Output the entries word for word. Omit images.
"""
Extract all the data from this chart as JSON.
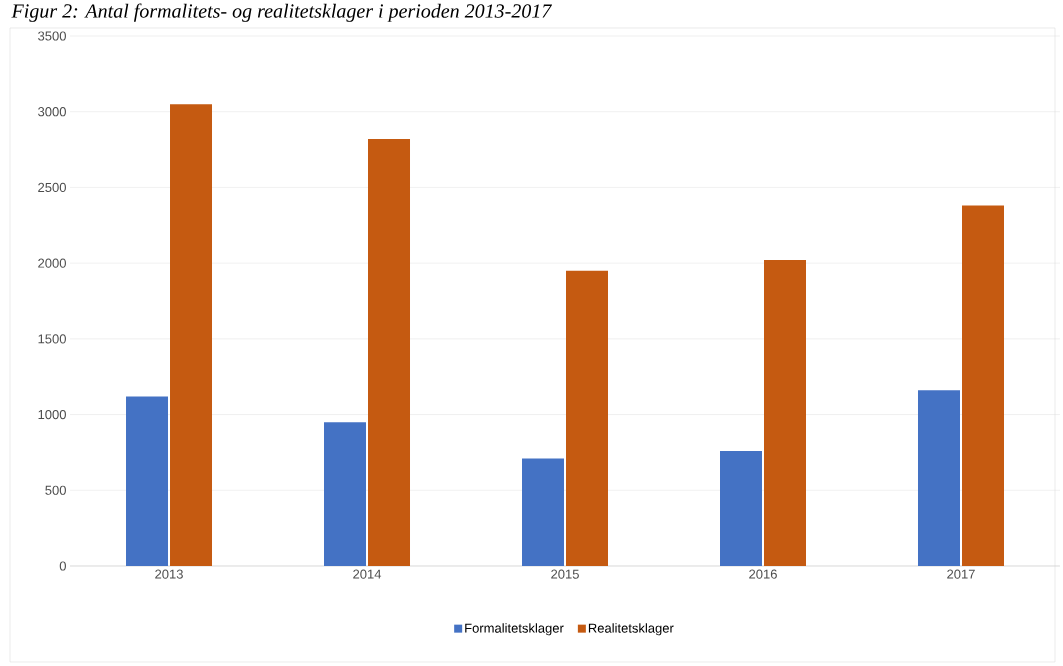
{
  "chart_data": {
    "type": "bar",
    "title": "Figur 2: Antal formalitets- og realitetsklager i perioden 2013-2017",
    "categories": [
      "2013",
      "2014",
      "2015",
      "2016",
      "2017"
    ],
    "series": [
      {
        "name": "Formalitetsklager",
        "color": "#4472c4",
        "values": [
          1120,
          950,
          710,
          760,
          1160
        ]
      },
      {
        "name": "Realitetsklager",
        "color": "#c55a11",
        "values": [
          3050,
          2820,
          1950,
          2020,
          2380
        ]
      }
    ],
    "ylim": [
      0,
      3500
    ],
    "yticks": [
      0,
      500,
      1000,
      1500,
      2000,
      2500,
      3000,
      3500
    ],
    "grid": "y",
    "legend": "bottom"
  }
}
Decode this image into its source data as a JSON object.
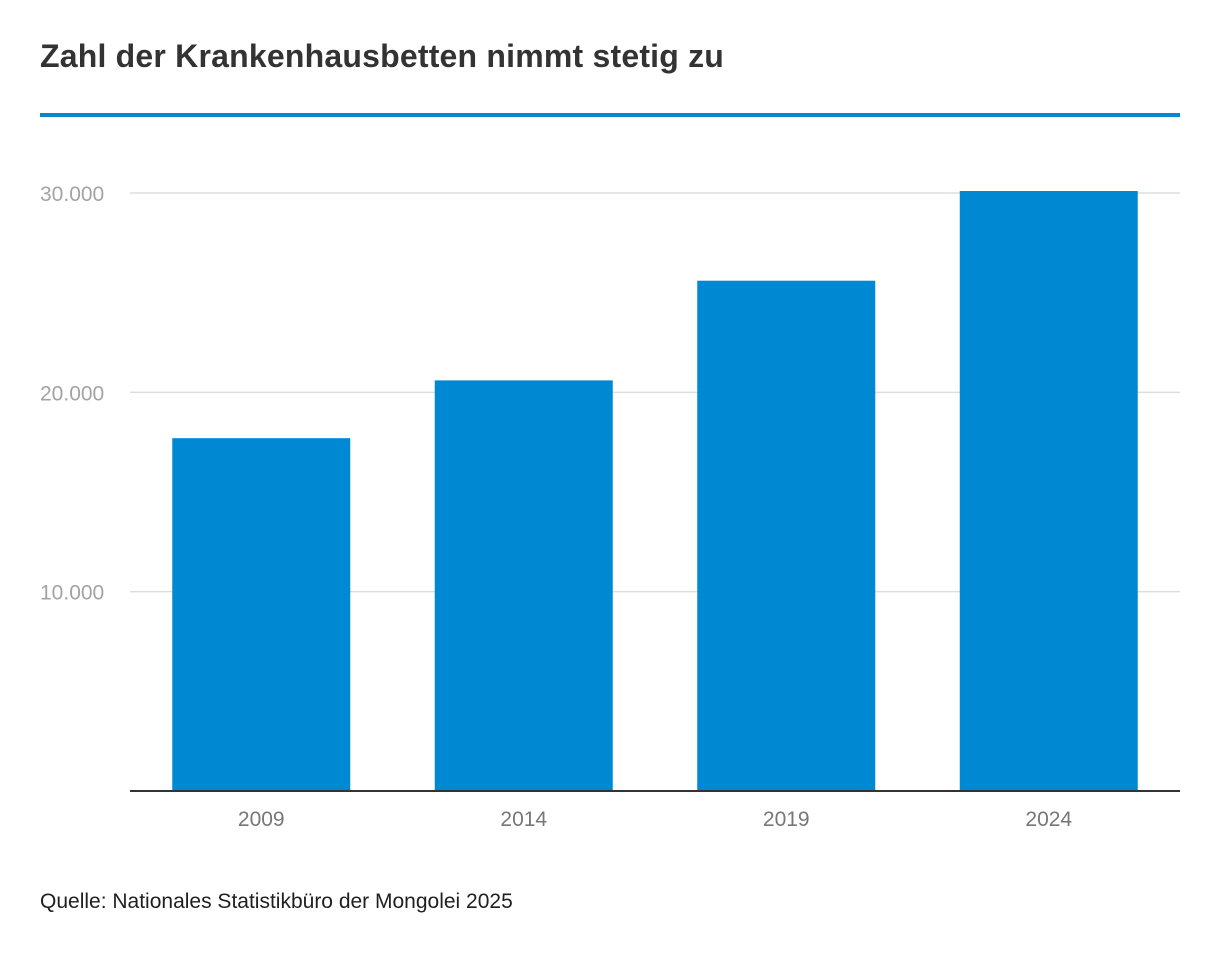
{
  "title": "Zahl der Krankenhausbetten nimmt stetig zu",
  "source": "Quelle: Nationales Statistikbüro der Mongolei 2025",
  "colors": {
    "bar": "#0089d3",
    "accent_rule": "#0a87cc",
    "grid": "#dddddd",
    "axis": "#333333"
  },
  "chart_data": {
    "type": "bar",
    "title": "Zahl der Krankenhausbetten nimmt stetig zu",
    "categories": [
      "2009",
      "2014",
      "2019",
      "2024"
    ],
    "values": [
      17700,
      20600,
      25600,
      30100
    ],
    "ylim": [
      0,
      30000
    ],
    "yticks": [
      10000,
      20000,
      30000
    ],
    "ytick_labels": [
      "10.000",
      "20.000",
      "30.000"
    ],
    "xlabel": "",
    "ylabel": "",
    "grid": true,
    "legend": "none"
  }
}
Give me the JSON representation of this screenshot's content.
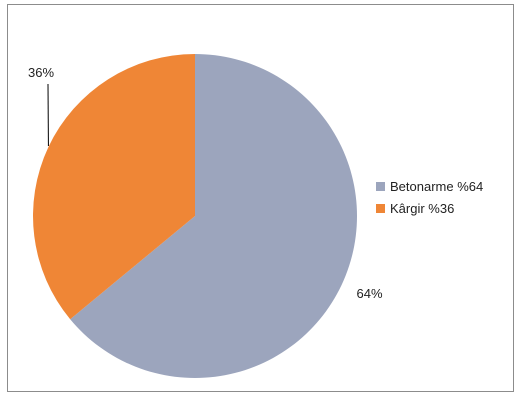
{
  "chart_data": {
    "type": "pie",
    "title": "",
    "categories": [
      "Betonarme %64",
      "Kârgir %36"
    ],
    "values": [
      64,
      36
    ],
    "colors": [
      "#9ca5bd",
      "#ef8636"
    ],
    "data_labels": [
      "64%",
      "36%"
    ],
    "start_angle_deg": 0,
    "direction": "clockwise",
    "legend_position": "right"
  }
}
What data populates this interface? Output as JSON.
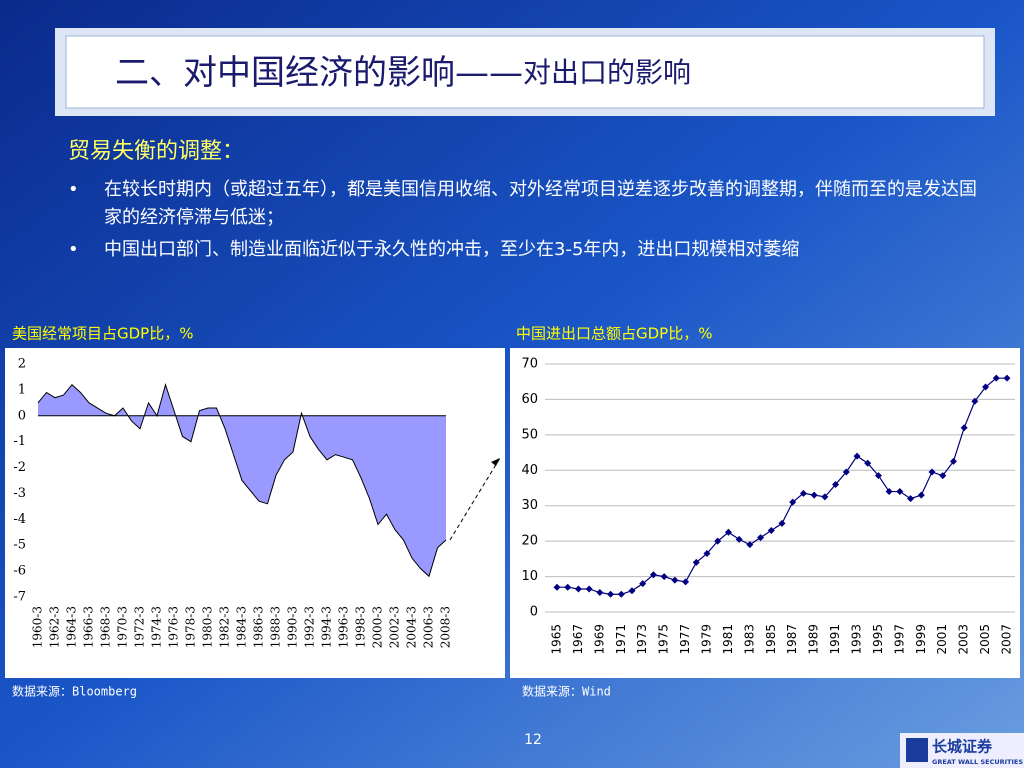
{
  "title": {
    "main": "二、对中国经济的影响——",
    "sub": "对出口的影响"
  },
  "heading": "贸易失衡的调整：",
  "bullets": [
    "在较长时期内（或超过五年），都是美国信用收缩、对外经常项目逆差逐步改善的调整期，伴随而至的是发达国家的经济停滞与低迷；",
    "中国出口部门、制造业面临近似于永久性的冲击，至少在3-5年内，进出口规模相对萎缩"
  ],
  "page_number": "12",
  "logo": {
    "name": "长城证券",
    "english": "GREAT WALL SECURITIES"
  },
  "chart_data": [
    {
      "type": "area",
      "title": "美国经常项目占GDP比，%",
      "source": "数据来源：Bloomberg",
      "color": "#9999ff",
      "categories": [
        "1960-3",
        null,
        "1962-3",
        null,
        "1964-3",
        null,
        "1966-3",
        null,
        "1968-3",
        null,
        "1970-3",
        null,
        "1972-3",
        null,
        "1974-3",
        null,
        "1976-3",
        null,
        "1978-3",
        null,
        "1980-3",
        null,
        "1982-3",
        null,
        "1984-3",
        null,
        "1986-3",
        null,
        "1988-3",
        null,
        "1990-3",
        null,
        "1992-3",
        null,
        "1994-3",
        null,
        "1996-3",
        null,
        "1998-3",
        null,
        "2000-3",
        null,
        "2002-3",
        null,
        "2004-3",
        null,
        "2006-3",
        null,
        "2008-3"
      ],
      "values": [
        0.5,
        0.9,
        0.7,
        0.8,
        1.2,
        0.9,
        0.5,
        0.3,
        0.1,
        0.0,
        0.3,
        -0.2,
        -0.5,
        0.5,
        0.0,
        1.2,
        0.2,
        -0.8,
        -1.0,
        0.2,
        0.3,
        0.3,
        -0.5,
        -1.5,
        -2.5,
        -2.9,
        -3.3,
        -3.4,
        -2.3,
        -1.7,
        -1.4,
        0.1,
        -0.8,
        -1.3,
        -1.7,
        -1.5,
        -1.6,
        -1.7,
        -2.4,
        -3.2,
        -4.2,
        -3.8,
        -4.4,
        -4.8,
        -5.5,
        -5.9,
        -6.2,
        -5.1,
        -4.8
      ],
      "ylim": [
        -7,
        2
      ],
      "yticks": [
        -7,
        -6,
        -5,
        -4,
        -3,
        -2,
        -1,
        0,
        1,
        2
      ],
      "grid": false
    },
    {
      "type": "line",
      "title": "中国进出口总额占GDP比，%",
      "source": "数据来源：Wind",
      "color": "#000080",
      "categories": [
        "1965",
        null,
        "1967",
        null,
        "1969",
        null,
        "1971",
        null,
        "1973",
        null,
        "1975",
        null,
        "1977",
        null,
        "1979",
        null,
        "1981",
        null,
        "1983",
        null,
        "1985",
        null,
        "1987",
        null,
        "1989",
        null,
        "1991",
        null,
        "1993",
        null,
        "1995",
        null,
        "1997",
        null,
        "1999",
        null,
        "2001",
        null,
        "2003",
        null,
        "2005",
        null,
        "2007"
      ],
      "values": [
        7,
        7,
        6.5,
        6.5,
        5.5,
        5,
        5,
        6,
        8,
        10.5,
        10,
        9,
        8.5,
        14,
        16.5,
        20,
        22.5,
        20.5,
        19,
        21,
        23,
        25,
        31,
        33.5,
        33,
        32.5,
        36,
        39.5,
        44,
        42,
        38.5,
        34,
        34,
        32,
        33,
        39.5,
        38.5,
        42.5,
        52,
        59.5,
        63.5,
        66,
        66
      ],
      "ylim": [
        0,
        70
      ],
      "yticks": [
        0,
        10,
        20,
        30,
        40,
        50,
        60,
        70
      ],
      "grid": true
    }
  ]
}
"""
• _Response to the task_
Extract all the data from this chart as JSON.
{
  "chart_data": {
    "type": "bar",
    "title": "Figur 2: Antal formalitets- og realitetsklager i perioden 2013-2017",
    "categories": [
      "2013",
      "2014",
      "2015",
      "2016",
      "2017"
    ],
    "series": [
      {
        "name": "Formalitetsklager",
        "color": "#4472c4",
        "values": [
          1120,
          950,
          710,
          760,
          1160
        ]
      },
      {
        "name": "Realitetsklager",
        "color": "#c55a11",
        "values": [
          3050,
          2820,
          1950,
          2020,
          2380
        ]
      }
    ],
    "ylim": [
      0,
      3500
    ],
    "yticks": [
      0,
      500,
      1000,
      1500,
      2000,
      2500,
      3000,
      3500
    ],
    "grid": "y",
    "legend": "bottom"
  }
}
Decode this image into its source data as a JSON object.
{
  "title": "Zahl der Krankenhausbetten nimmt stetig zu",
  "source": "Quelle: Nationales Statistikbüro der Mongolei 2025",
  "colors": {
    "bar": "#0089d3",
    "accent_rule": "#0a87cc",
    "grid": "#dddddd",
    "axis": "#333333"
  },
  "chart_data": {
    "type": "bar",
    "title": "Zahl der Krankenhausbetten nimmt stetig zu",
    "categories": [
      "2009",
      "2014",
      "2019",
      "2024"
    ],
    "values": [
      17700,
      20600,
      25600,
      30100
    ],
    "ylim": [
      0,
      30000
    ],
    "yticks": [
      10000,
      20000,
      30000
    ],
    "ytick_labels": [
      "10.000",
      "20.000",
      "30.000"
    ],
    "xlabel": "",
    "ylabel": "",
    "grid": true,
    "legend": "none"
  }
}
Give me the JSON representation of this screenshot's content.
{
  "chart_data": {
    "type": "pie",
    "title": "",
    "categories": [
      "Betonarme %64",
      "Kârgir %36"
    ],
    "values": [
      64,
      36
    ],
    "colors": [
      "#9ca5bd",
      "#ef8636"
    ],
    "data_labels": [
      "64%",
      "36%"
    ],
    "start_angle_deg": 0,
    "direction": "clockwise",
    "legend_position": "right"
  }
}
What data populates this interface? Output as JSON.
{
  "title": {
    "main": "二、对中国经济的影响——",
    "sub": "对出口的影响"
  },
  "heading": "贸易失衡的调整：",
  "bullets": [
    "在较长时期内（或超过五年），都是美国信用收缩、对外经常项目逆差逐步改善的调整期，伴随而至的是发达国家的经济停滞与低迷；",
    "中国出口部门、制造业面临近似于永久性的冲击，至少在3-5年内，进出口规模相对萎缩"
  ],
  "page_number": "12",
  "logo": {
    "name": "长城证券",
    "english": "GREAT WALL SECURITIES"
  },
  "chart_data": [
    {
      "type": "area",
      "title": "美国经常项目占GDP比，%",
      "source": "数据来源：Bloomberg",
      "color": "#9999ff",
      "categories": [
        "1960-3",
        null,
        "1962-3",
        null,
        "1964-3",
        null,
        "1966-3",
        null,
        "1968-3",
        null,
        "1970-3",
        null,
        "1972-3",
        null,
        "1974-3",
        null,
        "1976-3",
        null,
        "1978-3",
        null,
        "1980-3",
        null,
        "1982-3",
        null,
        "1984-3",
        null,
        "1986-3",
        null,
        "1988-3",
        null,
        "1990-3",
        null,
        "1992-3",
        null,
        "1994-3",
        null,
        "1996-3",
        null,
        "1998-3",
        null,
        "2000-3",
        null,
        "2002-3",
        null,
        "2004-3",
        null,
        "2006-3",
        null,
        "2008-3"
      ],
      "values": [
        0.5,
        0.9,
        0.7,
        0.8,
        1.2,
        0.9,
        0.5,
        0.3,
        0.1,
        0.0,
        0.3,
        -0.2,
        -0.5,
        0.5,
        0.0,
        1.2,
        0.2,
        -0.8,
        -1.0,
        0.2,
        0.3,
        0.3,
        -0.5,
        -1.5,
        -2.5,
        -2.9,
        -3.3,
        -3.4,
        -2.3,
        -1.7,
        -1.4,
        0.1,
        -0.8,
        -1.3,
        -1.7,
        -1.5,
        -1.6,
        -1.7,
        -2.4,
        -3.2,
        -4.2,
        -3.8,
        -4.4,
        -4.8,
        -5.5,
        -5.9,
        -6.2,
        -5.1,
        -4.8
      ],
      "ylim": [
        -7,
        2
      ],
      "yticks": [
        -7,
        -6,
        -5,
        -4,
        -3,
        -2,
        -1,
        0,
        1,
        2
      ],
      "grid": false
    },
    {
      "type": "line",
      "title": "中国进出口总额占GDP比，%",
      "source": "数据来源：Wind",
      "color": "#000080",
      "categories": [
        "1965",
        null,
        "1967",
        null,
        "1969",
        null,
        "1971",
        null,
        "1973",
        null,
        "1975",
        null,
        "1977",
        null,
        "1979",
        null,
        "1981",
        null,
        "1983",
        null,
        "1985",
        null,
        "1987",
        null,
        "1989",
        null,
        "1991",
        null,
        "1993",
        null,
        "1995",
        null,
        "1997",
        null,
        "1999",
        null,
        "2001",
        null,
        "2003",
        null,
        "2005",
        null,
        "2007"
      ],
      "values": [
        7,
        7,
        6.5,
        6.5,
        5.5,
        5,
        5,
        6,
        8,
        10.5,
        10,
        9,
        8.5,
        14,
        16.5,
        20,
        22.5,
        20.5,
        19,
        21,
        23,
        25,
        31,
        33.5,
        33,
        32.5,
        36,
        39.5,
        44,
        42,
        38.5,
        34,
        34,
        32,
        33,
        39.5,
        38.5,
        42.5,
        52,
        59.5,
        63.5,
        66,
        66
      ],
      "ylim": [
        0,
        70
      ],
      "yticks": [
        0,
        10,
        20,
        30,
        40,
        50,
        60,
        70
      ],
      "grid": true
    }
  ]
}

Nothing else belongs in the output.